Figure dataset records:
┌──

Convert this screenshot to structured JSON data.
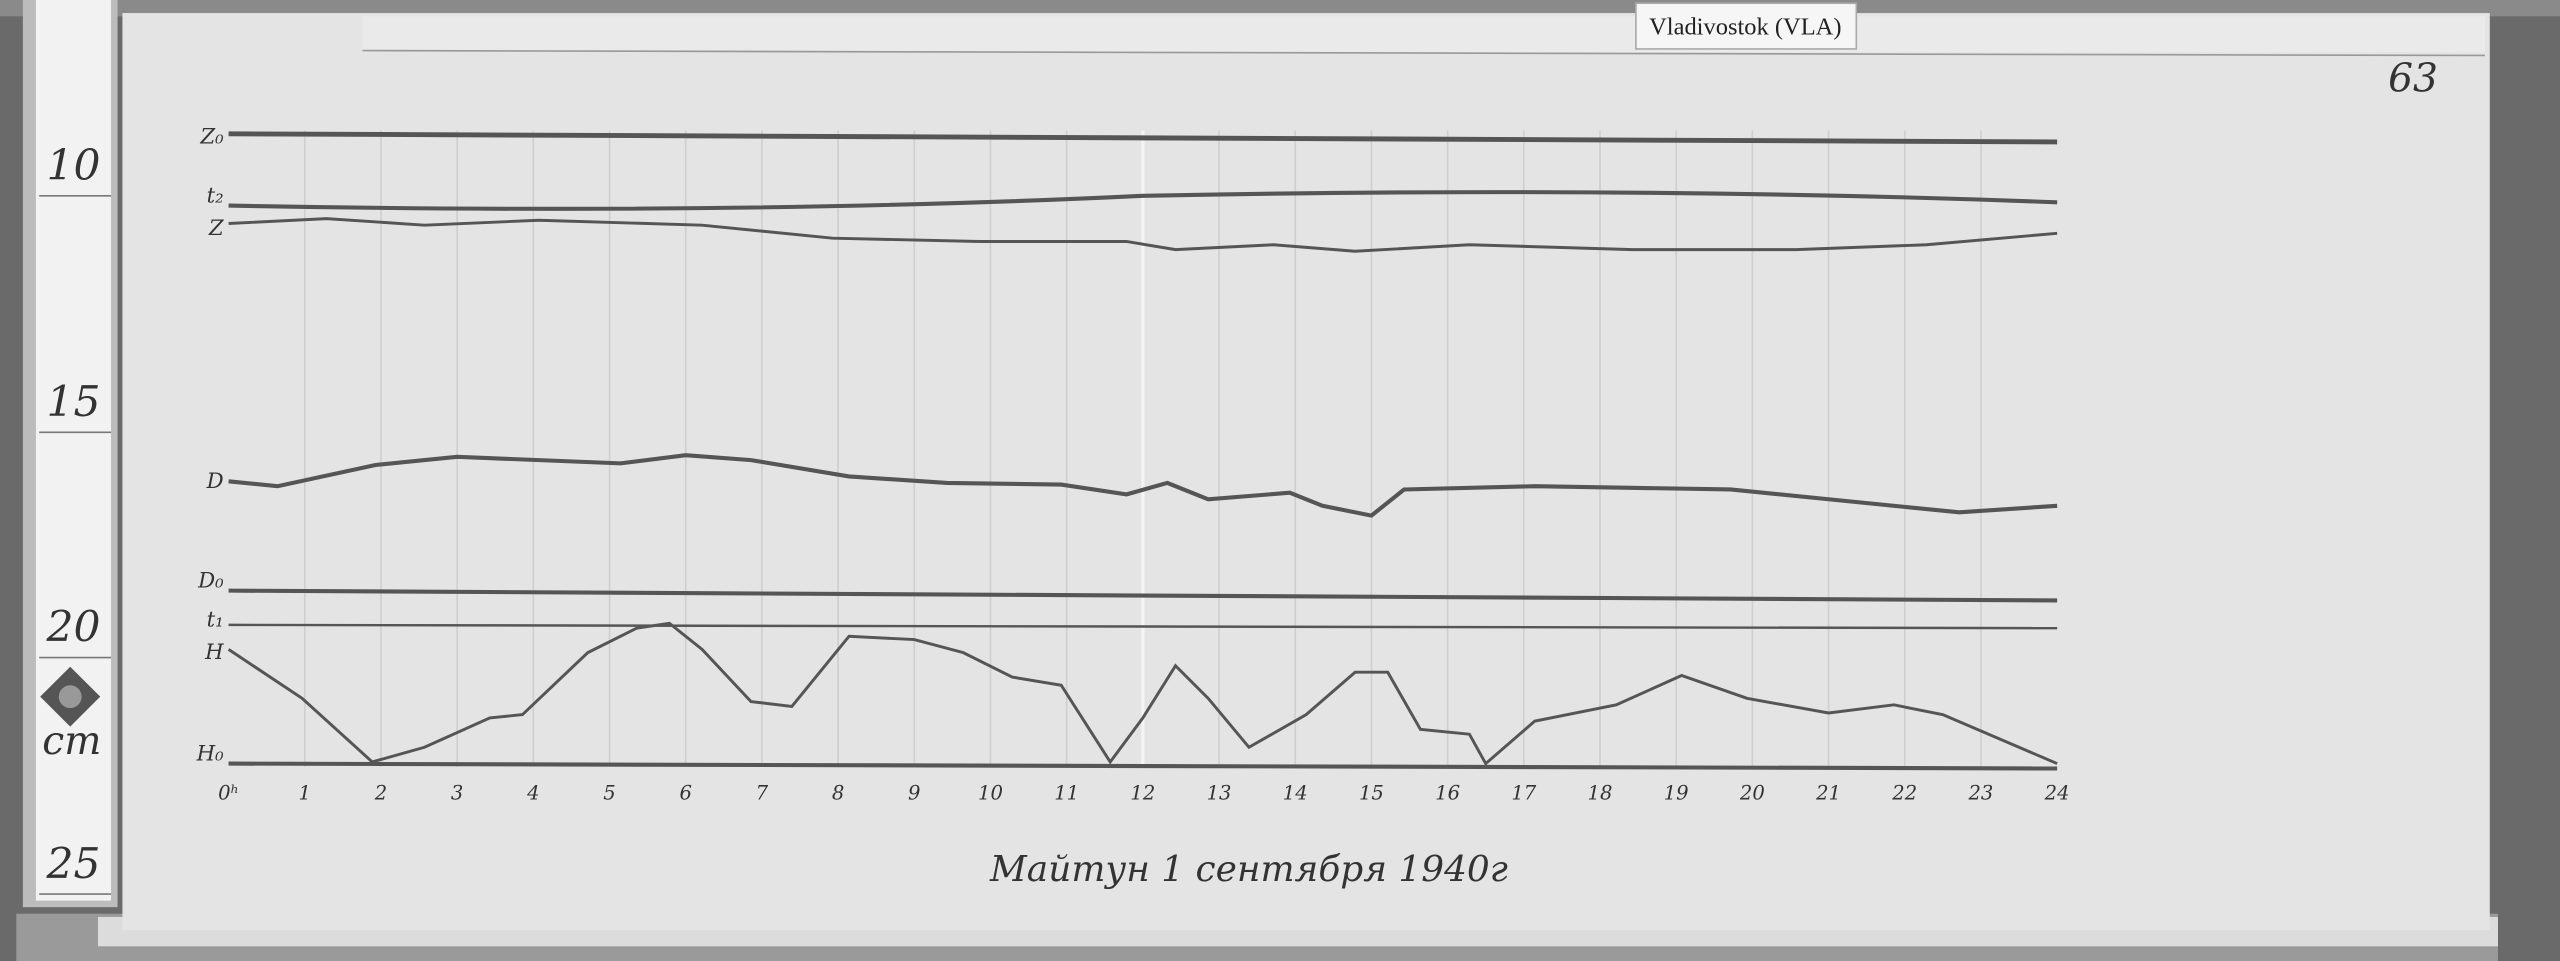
{
  "station_label": "Vladivostok (VLA)",
  "sheet_number": "63",
  "ruler": {
    "marks": [
      "10",
      "15",
      "20",
      "25"
    ],
    "unit": "cm"
  },
  "traces": [
    "Z₀",
    "t₂",
    "Z",
    "D",
    "D₀",
    "t₁",
    "H",
    "H₀"
  ],
  "hours": [
    "0ʰ",
    "1",
    "2",
    "3",
    "4",
    "5",
    "6",
    "7",
    "8",
    "9",
    "10",
    "11",
    "12",
    "13",
    "14",
    "15",
    "16",
    "17",
    "18",
    "19",
    "20",
    "21",
    "22",
    "23",
    "24"
  ],
  "caption": "Майтун 1 сентября 1940г"
}
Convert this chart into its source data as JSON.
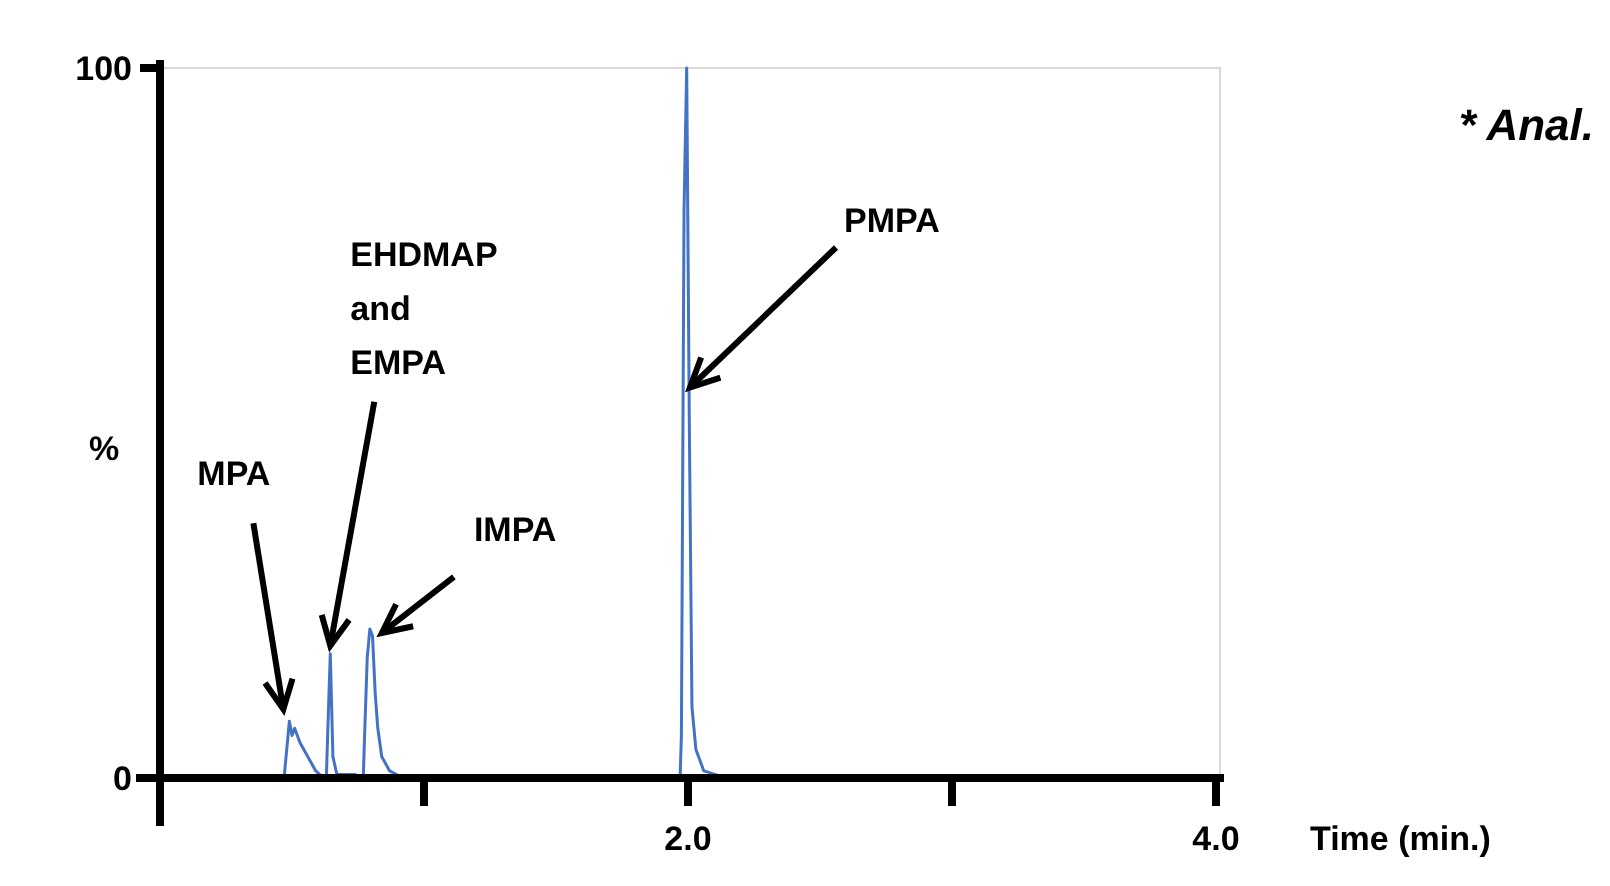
{
  "chart_data": {
    "type": "line",
    "xlabel": "Time (min.)",
    "ylabel": "%",
    "xlim": [
      0,
      4.0
    ],
    "ylim": [
      0,
      100
    ],
    "xticks": [
      {
        "value": 0,
        "label": null
      },
      {
        "value": 1,
        "label": null
      },
      {
        "value": 2,
        "label": "2.0"
      },
      {
        "value": 3,
        "label": null
      },
      {
        "value": 4,
        "label": "4.0"
      }
    ],
    "yticks": [
      0,
      100
    ],
    "grid": false,
    "marker": "none",
    "line_style": "solid",
    "series": [
      {
        "color": "#4472c4",
        "x": [
          0,
          0.47,
          0.48,
          0.49,
          0.5,
          0.51,
          0.53,
          0.56,
          0.59,
          0.62,
          0.63,
          0.635,
          0.645,
          0.655,
          0.67,
          0.74,
          0.755,
          0.77,
          0.775,
          0.785,
          0.795,
          0.805,
          0.815,
          0.825,
          0.84,
          0.87,
          0.92,
          1.97,
          1.975,
          1.985,
          1.995,
          2.005,
          2.015,
          2.03,
          2.06,
          2.12,
          2.2,
          4.0
        ],
        "values": [
          0,
          0,
          4,
          8,
          6,
          7,
          5,
          3,
          1,
          0,
          0,
          6,
          17.5,
          3,
          0.5,
          0.5,
          0,
          0,
          6,
          17,
          21,
          20,
          12,
          7,
          3,
          1,
          0,
          0,
          6,
          80,
          100,
          50,
          10,
          4,
          1,
          0.3,
          0,
          0
        ]
      }
    ],
    "annotations": [
      {
        "text": "MPA",
        "x": 0.49,
        "y": 8
      },
      {
        "text": "EHDMAP and EMPA",
        "x": 0.645,
        "y": 17.5
      },
      {
        "text": "IMPA",
        "x": 0.795,
        "y": 21
      },
      {
        "text": "PMPA",
        "x": 2.0,
        "y": 55
      },
      "* Anal."
    ]
  }
}
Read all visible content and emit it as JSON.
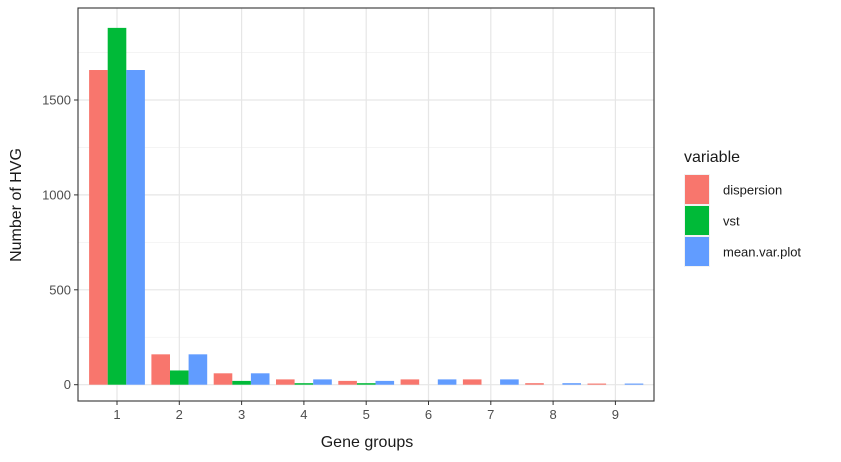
{
  "chart_data": {
    "type": "bar",
    "xlabel": "Gene groups",
    "ylabel": "Number of HVG",
    "categories": [
      "1",
      "2",
      "3",
      "4",
      "5",
      "6",
      "7",
      "8",
      "9"
    ],
    "series": [
      {
        "name": "dispersion",
        "color": "#F8766D",
        "values": [
          1658,
          160,
          60,
          28,
          20,
          28,
          28,
          8,
          6
        ]
      },
      {
        "name": "vst",
        "color": "#00BA38",
        "values": [
          1880,
          75,
          20,
          8,
          8,
          0,
          0,
          0,
          0
        ]
      },
      {
        "name": "mean.var.plot",
        "color": "#619CFF",
        "values": [
          1658,
          160,
          60,
          28,
          20,
          28,
          28,
          8,
          6
        ]
      }
    ],
    "yticks": [
      0,
      500,
      1000,
      1500
    ],
    "ylim": [
      0,
      1960
    ],
    "legend": {
      "title": "variable",
      "placement": "right"
    },
    "grid": true
  }
}
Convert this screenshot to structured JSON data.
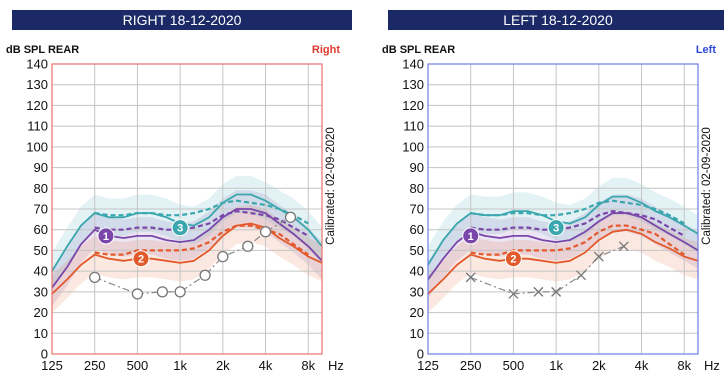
{
  "panels": [
    {
      "id": "right",
      "title": "RIGHT 18-12-2020",
      "unit_label": "dB SPL REAR",
      "side_label": "Right",
      "side_color": "#e03b2f",
      "frame_color": "#e8736c",
      "calibrated": "Calibrated: 02-09-2020",
      "marker": "circle"
    },
    {
      "id": "left",
      "title": "LEFT 18-12-2020",
      "unit_label": "dB SPL REAR",
      "side_label": "Left",
      "side_color": "#2d4ad8",
      "frame_color": "#6f7fe6",
      "calibrated": "Calibrated: 02-09-2020",
      "marker": "cross"
    }
  ],
  "colors": {
    "curve1": "#7b46a9",
    "curve2": "#e25a2c",
    "curve3": "#3aa6ae",
    "threshold": "#8a8a8a",
    "grid": "#c4c4c4"
  },
  "chart_data": [
    {
      "type": "line",
      "title": "RIGHT 18-12-2020",
      "xlabel": "Hz",
      "ylabel": "dB SPL REAR",
      "x_scale": "log",
      "xlim": [
        125,
        10000
      ],
      "ylim": [
        0,
        140
      ],
      "x_ticks": [
        125,
        250,
        500,
        1000,
        2000,
        4000,
        8000
      ],
      "x_tick_labels": [
        "125",
        "250",
        "500",
        "1k",
        "2k",
        "4k",
        "8k"
      ],
      "y_ticks": [
        0,
        10,
        20,
        30,
        40,
        50,
        60,
        70,
        80,
        90,
        100,
        110,
        120,
        130,
        140
      ],
      "y_tick_labels": [
        "0",
        "10",
        "20",
        "30",
        "40",
        "50",
        "60",
        "70",
        "80",
        "90",
        "100",
        "110",
        "120",
        "130",
        "140"
      ],
      "grid": true,
      "series": [
        {
          "name": "1",
          "role": "measured",
          "color": "#7b46a9",
          "x": [
            125,
            160,
            200,
            250,
            315,
            400,
            500,
            630,
            800,
            1000,
            1250,
            1600,
            2000,
            2500,
            3150,
            4000,
            5000,
            6300,
            8000,
            10000
          ],
          "y": [
            32,
            42,
            53,
            60,
            57,
            56,
            57,
            57,
            55,
            54,
            55,
            60,
            66,
            70,
            70,
            68,
            63,
            58,
            52,
            45
          ]
        },
        {
          "name": "1",
          "role": "target",
          "color": "#7b46a9",
          "x": [
            250,
            315,
            400,
            500,
            630,
            800,
            1000,
            1250,
            1600,
            2000,
            2500,
            3150,
            4000,
            5000,
            6300,
            8000
          ],
          "y": [
            61,
            60,
            60,
            61,
            61,
            60,
            60,
            61,
            63,
            67,
            69,
            68,
            67,
            65,
            61,
            57
          ]
        },
        {
          "name": "2",
          "role": "measured",
          "color": "#e25a2c",
          "x": [
            125,
            160,
            200,
            250,
            315,
            400,
            500,
            630,
            800,
            1000,
            1250,
            1600,
            2000,
            2500,
            3150,
            4000,
            5000,
            6300,
            8000,
            10000
          ],
          "y": [
            29,
            36,
            43,
            48,
            46,
            45,
            46,
            46,
            45,
            44,
            45,
            50,
            57,
            62,
            63,
            61,
            56,
            52,
            47,
            44
          ]
        },
        {
          "name": "2",
          "role": "target",
          "color": "#e25a2c",
          "x": [
            250,
            315,
            400,
            500,
            630,
            800,
            1000,
            1250,
            1600,
            2000,
            2500,
            3150,
            4000,
            5000,
            6300,
            8000
          ],
          "y": [
            49,
            48,
            48,
            50,
            50,
            50,
            50,
            51,
            54,
            59,
            62,
            62,
            60,
            58,
            53,
            48
          ]
        },
        {
          "name": "3",
          "role": "measured",
          "color": "#3aa6ae",
          "x": [
            125,
            160,
            200,
            250,
            315,
            400,
            500,
            630,
            800,
            1000,
            1250,
            1600,
            2000,
            2500,
            3150,
            4000,
            5000,
            6300,
            8000,
            10000
          ],
          "y": [
            40,
            52,
            62,
            68,
            66,
            66,
            68,
            68,
            66,
            63,
            62,
            66,
            73,
            77,
            77,
            74,
            70,
            66,
            60,
            52
          ]
        },
        {
          "name": "3",
          "role": "target",
          "color": "#3aa6ae",
          "x": [
            250,
            315,
            400,
            500,
            630,
            800,
            1000,
            1250,
            1600,
            2000,
            2500,
            3150,
            4000,
            5000,
            6300,
            8000
          ],
          "y": [
            68,
            67,
            67,
            68,
            68,
            67,
            67,
            68,
            70,
            73,
            74,
            73,
            72,
            70,
            67,
            63
          ]
        },
        {
          "name": "",
          "role": "threshold",
          "color": "#8a8a8a",
          "x": [
            250,
            500,
            750,
            1000,
            1500,
            2000,
            3000,
            4000,
            6000
          ],
          "y": [
            37,
            29,
            30,
            30,
            38,
            47,
            52,
            59,
            66
          ]
        }
      ],
      "labels": [
        {
          "text": "1",
          "x": 300,
          "y": 57
        },
        {
          "text": "2",
          "x": 530,
          "y": 46
        },
        {
          "text": "3",
          "x": 1000,
          "y": 61
        }
      ]
    },
    {
      "type": "line",
      "title": "LEFT 18-12-2020",
      "xlabel": "Hz",
      "ylabel": "dB SPL REAR",
      "x_scale": "log",
      "xlim": [
        125,
        10000
      ],
      "ylim": [
        0,
        140
      ],
      "x_ticks": [
        125,
        250,
        500,
        1000,
        2000,
        4000,
        8000
      ],
      "x_tick_labels": [
        "125",
        "250",
        "500",
        "1k",
        "2k",
        "4k",
        "8k"
      ],
      "y_ticks": [
        0,
        10,
        20,
        30,
        40,
        50,
        60,
        70,
        80,
        90,
        100,
        110,
        120,
        130,
        140
      ],
      "y_tick_labels": [
        "0",
        "10",
        "20",
        "30",
        "40",
        "50",
        "60",
        "70",
        "80",
        "90",
        "100",
        "110",
        "120",
        "130",
        "140"
      ],
      "grid": true,
      "series": [
        {
          "name": "1",
          "role": "measured",
          "color": "#7b46a9",
          "x": [
            125,
            160,
            200,
            250,
            315,
            400,
            500,
            630,
            800,
            1000,
            1250,
            1600,
            2000,
            2500,
            3150,
            4000,
            5000,
            6300,
            8000,
            10000
          ],
          "y": [
            36,
            46,
            54,
            59,
            57,
            56,
            57,
            57,
            55,
            54,
            55,
            59,
            64,
            68,
            68,
            66,
            62,
            58,
            54,
            50
          ]
        },
        {
          "name": "1",
          "role": "target",
          "color": "#7b46a9",
          "x": [
            250,
            315,
            400,
            500,
            630,
            800,
            1000,
            1250,
            1600,
            2000,
            2500,
            3150,
            4000,
            5000,
            6300,
            8000
          ],
          "y": [
            61,
            60,
            60,
            61,
            61,
            60,
            60,
            61,
            63,
            67,
            69,
            68,
            67,
            65,
            61,
            57
          ]
        },
        {
          "name": "2",
          "role": "measured",
          "color": "#e25a2c",
          "x": [
            125,
            160,
            200,
            250,
            315,
            400,
            500,
            630,
            800,
            1000,
            1250,
            1600,
            2000,
            2500,
            3150,
            4000,
            5000,
            6300,
            8000,
            10000
          ],
          "y": [
            29,
            36,
            43,
            48,
            46,
            45,
            46,
            46,
            45,
            44,
            45,
            49,
            55,
            59,
            60,
            58,
            54,
            51,
            47,
            45
          ]
        },
        {
          "name": "2",
          "role": "target",
          "color": "#e25a2c",
          "x": [
            250,
            315,
            400,
            500,
            630,
            800,
            1000,
            1250,
            1600,
            2000,
            2500,
            3150,
            4000,
            5000,
            6300,
            8000
          ],
          "y": [
            49,
            48,
            48,
            50,
            50,
            50,
            50,
            51,
            54,
            59,
            62,
            62,
            60,
            58,
            53,
            48
          ]
        },
        {
          "name": "3",
          "role": "measured",
          "color": "#3aa6ae",
          "x": [
            125,
            160,
            200,
            250,
            315,
            400,
            500,
            630,
            800,
            1000,
            1250,
            1600,
            2000,
            2500,
            3150,
            4000,
            5000,
            6300,
            8000,
            10000
          ],
          "y": [
            43,
            55,
            63,
            68,
            67,
            67,
            69,
            69,
            67,
            64,
            63,
            66,
            72,
            76,
            76,
            73,
            69,
            66,
            62,
            58
          ]
        },
        {
          "name": "3",
          "role": "target",
          "color": "#3aa6ae",
          "x": [
            250,
            315,
            400,
            500,
            630,
            800,
            1000,
            1250,
            1600,
            2000,
            2500,
            3150,
            4000,
            5000,
            6300,
            8000
          ],
          "y": [
            68,
            67,
            67,
            68,
            68,
            67,
            67,
            68,
            70,
            73,
            74,
            73,
            72,
            70,
            67,
            63
          ]
        },
        {
          "name": "",
          "role": "threshold",
          "color": "#8a8a8a",
          "x": [
            250,
            500,
            750,
            1000,
            1500,
            2000,
            3000
          ],
          "y": [
            37,
            29,
            30,
            30,
            38,
            47,
            52
          ]
        }
      ],
      "labels": [
        {
          "text": "1",
          "x": 250,
          "y": 57
        },
        {
          "text": "2",
          "x": 500,
          "y": 46
        },
        {
          "text": "3",
          "x": 1000,
          "y": 61
        }
      ]
    }
  ]
}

└──

▶ _Instruction_:
Copy each line of the entries that includes the word "marker".

▶ _Expected answer_:
    "marker": "none",
      "marker": "circle"
      "marker": "cross"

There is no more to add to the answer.